Saved entries:

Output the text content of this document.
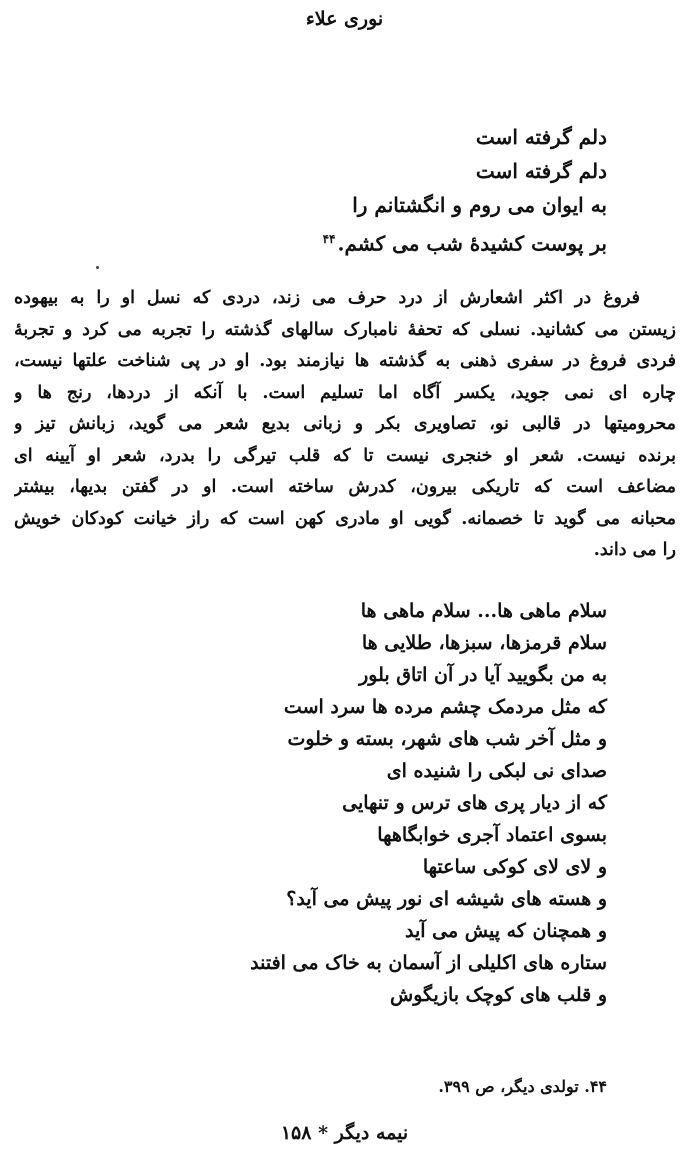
نوری علاء
دلم گرفته است
دلم گرفته است
به ایوان می روم و انگشتانم را
بر پوست کشیدهٔ شب می کشم.$^{۴۴}$
فروغ در اکثر اشعارش از درد حرف می زند، دردی که نسل او را به بیهوده
زیستن می کشانید. نسلی که تحفهٔ نامبارک سالهای گذشته را تجربه می کرد و تجربهٔ
فردی فروغ در سفری ذهنی به گذشته ها نیازمند بود. او در پی شناخت علتها نیست،
چاره ای نمی جوید، یکسر آگاه اما تسلیم است. با آنکه از دردها، رنج ها و
محرومیتها در قالبی نو، تصاویری بکر و زبانی بدیع شعر می گوید، زبانش تیز و
برنده نیست. شعر او خنجری نیست تا که قلب تیرگی را بدرد، شعر او آیینه ای
مضاعف است که تاریکی بیرون، کدرش ساخته است. او در گفتن بدیها، بیشتر
محبانه می گوید تا خصمانه. گویی او مادری کهن است که راز خیانت کودکان خویش
را می داند.
سلام ماهی ها... سلام ماهی ها
سلام قرمزها، سبزها، طلایی ها
به من بگویید آیا در آن اتاق بلور
که مثل مردمک چشم مرده ها سرد است
و مثل آخر شب های شهر، بسته و خلوت
صدای نی لبکی را شنیده ای
که از دیار پری های ترس و تنهایی
بسوی اعتماد آجری خوابگاهها
و لای لای کوکی ساعتها
و هسته های شیشه ای نور پیش می آید؟
و همچنان که پیش می آید
ستاره های اکلیلی از آسمان به خاک می افتند
و قلب های کوچک بازیگوش
۴۴. تولدی دیگر، ص ۳۹۹.
نیمه دیگر * ۱۵۸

Exercise aim: Print the entries above exactly, taking out only the pictures.

Written reply:
Output the text content of this document.
نوری علاء
دلم گرفته است
دلم گرفته است
به ایوان می روم و انگشتانم را
بر پوست کشیدهٔ شب می کشم.$^{۴۴}$
فروغ در اکثر اشعارش از درد حرف می زند، دردی که نسل او را به بیهوده
زیستن می کشانید. نسلی که تحفهٔ نامبارک سالهای گذشته را تجربه می کرد و تجربهٔ
فردی فروغ در سفری ذهنی به گذشته ها نیازمند بود. او در پی شناخت علتها نیست،
چاره ای نمی جوید، یکسر آگاه اما تسلیم است. با آنکه از دردها، رنج ها و
محرومیتها در قالبی نو، تصاویری بکر و زبانی بدیع شعر می گوید، زبانش تیز و
برنده نیست. شعر او خنجری نیست تا که قلب تیرگی را بدرد، شعر او آیینه ای
مضاعف است که تاریکی بیرون، کدرش ساخته است. او در گفتن بدیها، بیشتر
محبانه می گوید تا خصمانه. گویی او مادری کهن است که راز خیانت کودکان خویش
را می داند.
سلام ماهی ها... سلام ماهی ها
سلام قرمزها، سبزها، طلایی ها
به من بگویید آیا در آن اتاق بلور
که مثل مردمک چشم مرده ها سرد است
و مثل آخر شب های شهر، بسته و خلوت
صدای نی لبکی را شنیده ای
که از دیار پری های ترس و تنهایی
بسوی اعتماد آجری خوابگاهها
و لای لای کوکی ساعتها
و هسته های شیشه ای نور پیش می آید؟
و همچنان که پیش می آید
ستاره های اکلیلی از آسمان به خاک می افتند
و قلب های کوچک بازیگوش
۴۴. تولدی دیگر، ص ۳۹۹.
نیمه دیگر * ۱۵۸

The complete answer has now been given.